:: Directions ::
Locate each line containing the string "this" and copy it out.

:: Stored entries ::
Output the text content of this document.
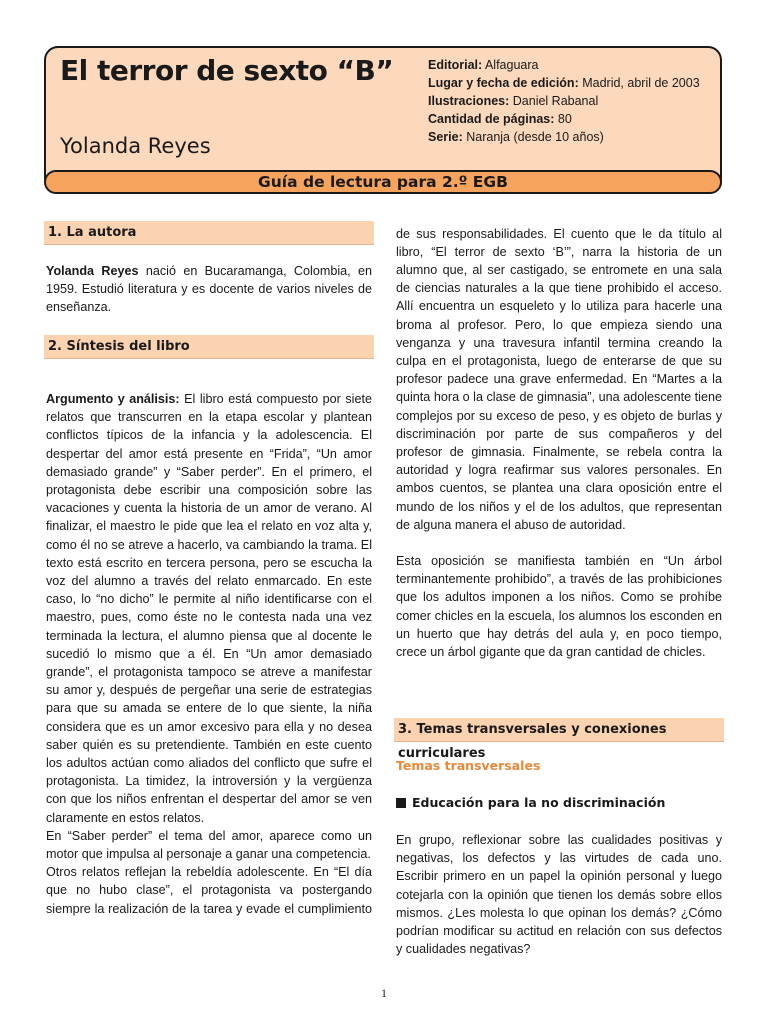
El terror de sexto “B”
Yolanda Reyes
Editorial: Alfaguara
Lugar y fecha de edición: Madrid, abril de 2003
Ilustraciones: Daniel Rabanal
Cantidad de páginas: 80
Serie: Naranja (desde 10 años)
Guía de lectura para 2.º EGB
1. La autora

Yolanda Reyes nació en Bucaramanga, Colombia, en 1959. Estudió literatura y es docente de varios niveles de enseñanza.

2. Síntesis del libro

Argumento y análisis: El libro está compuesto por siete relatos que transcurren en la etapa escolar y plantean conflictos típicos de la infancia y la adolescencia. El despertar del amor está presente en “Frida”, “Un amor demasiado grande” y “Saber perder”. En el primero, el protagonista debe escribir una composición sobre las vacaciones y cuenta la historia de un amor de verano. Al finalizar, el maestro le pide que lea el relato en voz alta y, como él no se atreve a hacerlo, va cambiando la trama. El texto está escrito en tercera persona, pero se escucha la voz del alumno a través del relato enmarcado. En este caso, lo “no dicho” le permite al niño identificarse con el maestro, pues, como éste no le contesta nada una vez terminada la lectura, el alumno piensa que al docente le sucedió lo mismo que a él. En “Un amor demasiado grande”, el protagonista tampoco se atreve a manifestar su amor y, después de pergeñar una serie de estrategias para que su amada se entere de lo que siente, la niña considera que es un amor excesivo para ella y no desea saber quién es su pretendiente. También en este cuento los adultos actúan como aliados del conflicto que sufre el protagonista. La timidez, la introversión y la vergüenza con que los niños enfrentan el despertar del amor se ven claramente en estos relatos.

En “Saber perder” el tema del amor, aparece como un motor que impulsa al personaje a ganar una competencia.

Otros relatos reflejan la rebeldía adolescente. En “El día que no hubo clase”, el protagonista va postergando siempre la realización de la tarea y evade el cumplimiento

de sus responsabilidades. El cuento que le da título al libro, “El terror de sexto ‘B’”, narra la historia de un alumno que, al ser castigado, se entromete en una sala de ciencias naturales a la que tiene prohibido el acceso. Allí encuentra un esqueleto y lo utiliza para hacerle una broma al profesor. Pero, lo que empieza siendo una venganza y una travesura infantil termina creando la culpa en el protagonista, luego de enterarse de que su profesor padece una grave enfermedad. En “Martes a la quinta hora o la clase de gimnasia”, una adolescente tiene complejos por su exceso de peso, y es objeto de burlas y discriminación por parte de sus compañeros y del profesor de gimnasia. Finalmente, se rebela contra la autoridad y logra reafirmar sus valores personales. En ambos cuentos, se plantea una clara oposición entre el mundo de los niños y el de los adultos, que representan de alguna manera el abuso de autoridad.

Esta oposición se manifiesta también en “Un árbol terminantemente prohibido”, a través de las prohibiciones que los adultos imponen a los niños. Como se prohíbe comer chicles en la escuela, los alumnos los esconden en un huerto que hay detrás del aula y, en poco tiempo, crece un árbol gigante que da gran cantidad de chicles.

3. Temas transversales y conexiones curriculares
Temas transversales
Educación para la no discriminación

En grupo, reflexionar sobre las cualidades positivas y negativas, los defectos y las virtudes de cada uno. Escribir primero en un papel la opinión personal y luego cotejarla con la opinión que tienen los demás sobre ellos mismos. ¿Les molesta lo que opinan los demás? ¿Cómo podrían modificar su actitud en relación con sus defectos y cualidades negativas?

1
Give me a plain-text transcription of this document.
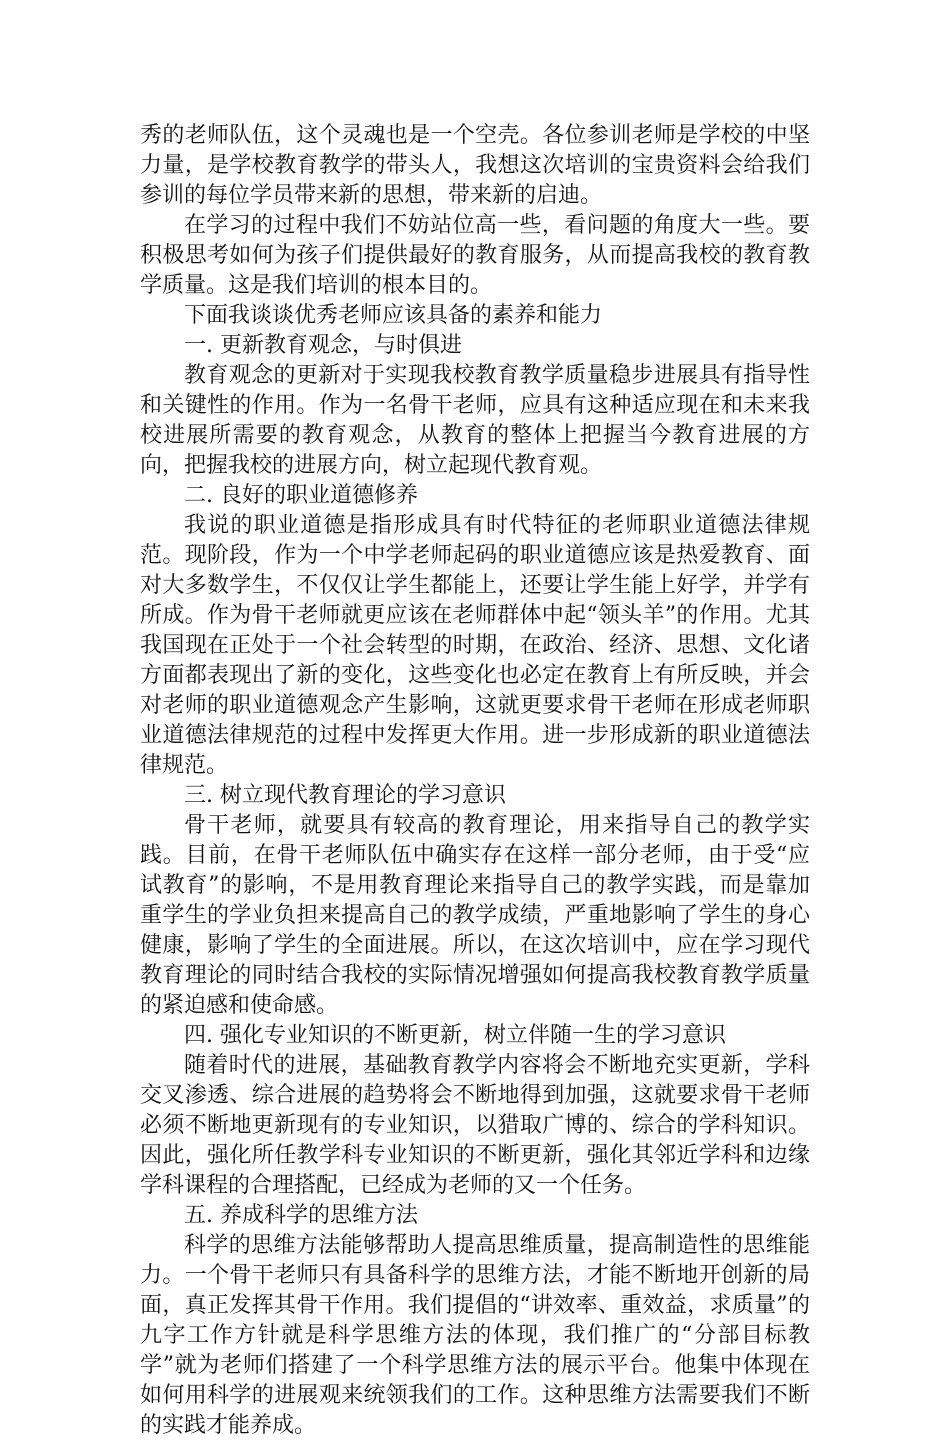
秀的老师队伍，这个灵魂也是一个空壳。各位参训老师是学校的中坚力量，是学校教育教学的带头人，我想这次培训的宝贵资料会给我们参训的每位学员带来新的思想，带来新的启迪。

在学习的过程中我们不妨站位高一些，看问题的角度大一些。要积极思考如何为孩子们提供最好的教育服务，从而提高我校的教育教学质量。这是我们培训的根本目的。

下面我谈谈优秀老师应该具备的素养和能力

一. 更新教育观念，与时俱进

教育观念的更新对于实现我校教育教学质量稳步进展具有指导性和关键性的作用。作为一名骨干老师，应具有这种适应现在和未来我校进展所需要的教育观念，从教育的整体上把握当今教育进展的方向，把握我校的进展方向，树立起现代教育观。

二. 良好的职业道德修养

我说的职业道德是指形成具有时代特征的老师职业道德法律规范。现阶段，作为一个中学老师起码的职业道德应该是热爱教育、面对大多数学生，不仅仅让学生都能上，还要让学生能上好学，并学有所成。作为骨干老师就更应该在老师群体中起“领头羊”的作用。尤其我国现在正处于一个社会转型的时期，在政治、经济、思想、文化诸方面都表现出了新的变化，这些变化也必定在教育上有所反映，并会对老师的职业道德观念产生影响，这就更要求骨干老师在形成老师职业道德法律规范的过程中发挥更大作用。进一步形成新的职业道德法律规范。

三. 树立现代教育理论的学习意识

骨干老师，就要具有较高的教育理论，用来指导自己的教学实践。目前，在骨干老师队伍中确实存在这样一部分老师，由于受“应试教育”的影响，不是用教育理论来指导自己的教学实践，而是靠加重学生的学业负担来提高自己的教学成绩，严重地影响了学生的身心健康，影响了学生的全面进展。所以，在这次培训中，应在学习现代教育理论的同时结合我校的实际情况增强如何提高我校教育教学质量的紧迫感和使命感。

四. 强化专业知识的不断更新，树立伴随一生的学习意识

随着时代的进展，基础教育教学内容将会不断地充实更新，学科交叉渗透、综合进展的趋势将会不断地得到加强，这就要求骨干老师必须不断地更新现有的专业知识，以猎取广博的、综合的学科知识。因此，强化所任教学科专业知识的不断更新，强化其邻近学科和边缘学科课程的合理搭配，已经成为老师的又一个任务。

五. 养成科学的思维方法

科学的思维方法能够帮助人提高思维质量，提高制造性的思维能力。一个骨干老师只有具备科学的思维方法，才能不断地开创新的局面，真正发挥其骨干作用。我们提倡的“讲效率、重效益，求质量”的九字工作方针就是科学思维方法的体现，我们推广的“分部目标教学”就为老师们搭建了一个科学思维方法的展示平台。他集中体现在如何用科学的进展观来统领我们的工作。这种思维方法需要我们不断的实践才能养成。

:: Response to the exercise ::
Output the text content of this document.
Give me a plain-text transcription of this document.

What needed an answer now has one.